### Records for this exercise
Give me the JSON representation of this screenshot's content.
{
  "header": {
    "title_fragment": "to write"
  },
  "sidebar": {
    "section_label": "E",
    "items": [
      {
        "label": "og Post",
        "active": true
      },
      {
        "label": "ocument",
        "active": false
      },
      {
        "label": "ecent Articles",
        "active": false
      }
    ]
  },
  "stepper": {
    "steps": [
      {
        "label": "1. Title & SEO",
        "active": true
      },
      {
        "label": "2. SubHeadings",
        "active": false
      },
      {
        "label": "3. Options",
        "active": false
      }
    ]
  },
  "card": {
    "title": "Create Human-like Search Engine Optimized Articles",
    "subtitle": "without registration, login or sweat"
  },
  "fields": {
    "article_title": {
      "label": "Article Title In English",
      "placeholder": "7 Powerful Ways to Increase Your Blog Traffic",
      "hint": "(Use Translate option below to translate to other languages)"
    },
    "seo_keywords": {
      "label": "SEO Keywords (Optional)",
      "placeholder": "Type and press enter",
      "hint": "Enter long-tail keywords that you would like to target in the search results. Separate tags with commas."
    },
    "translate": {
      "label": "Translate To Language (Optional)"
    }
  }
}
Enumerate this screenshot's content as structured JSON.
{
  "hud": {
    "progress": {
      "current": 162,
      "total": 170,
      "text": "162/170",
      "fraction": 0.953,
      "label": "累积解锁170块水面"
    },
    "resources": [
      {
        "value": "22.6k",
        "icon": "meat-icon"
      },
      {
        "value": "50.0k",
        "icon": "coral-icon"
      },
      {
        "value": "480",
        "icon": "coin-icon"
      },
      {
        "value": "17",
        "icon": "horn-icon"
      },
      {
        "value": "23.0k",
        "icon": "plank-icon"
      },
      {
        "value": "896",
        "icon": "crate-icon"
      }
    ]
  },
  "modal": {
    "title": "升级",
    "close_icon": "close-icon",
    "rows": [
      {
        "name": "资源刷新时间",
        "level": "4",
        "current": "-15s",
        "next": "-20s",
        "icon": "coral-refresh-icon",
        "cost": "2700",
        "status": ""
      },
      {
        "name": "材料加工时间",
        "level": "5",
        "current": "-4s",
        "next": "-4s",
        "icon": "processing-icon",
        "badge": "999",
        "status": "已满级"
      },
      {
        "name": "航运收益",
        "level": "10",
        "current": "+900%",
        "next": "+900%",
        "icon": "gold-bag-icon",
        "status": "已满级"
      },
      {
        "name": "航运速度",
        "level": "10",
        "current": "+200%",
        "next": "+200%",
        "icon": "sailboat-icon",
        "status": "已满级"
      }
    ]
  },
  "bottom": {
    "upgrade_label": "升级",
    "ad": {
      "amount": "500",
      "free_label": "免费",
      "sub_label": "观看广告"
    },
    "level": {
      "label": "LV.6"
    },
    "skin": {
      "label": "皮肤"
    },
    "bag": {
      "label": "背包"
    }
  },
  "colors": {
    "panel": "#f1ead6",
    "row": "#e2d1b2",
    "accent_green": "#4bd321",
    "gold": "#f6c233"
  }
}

### Objective
Copy every line in the listing above where the string "hint" turns up.

### Answer
      "hint": "(Use Translate option below to translate to other languages)"
      "hint": "Enter long-tail keywords that you would like to target in the search results. Separate tags with commas."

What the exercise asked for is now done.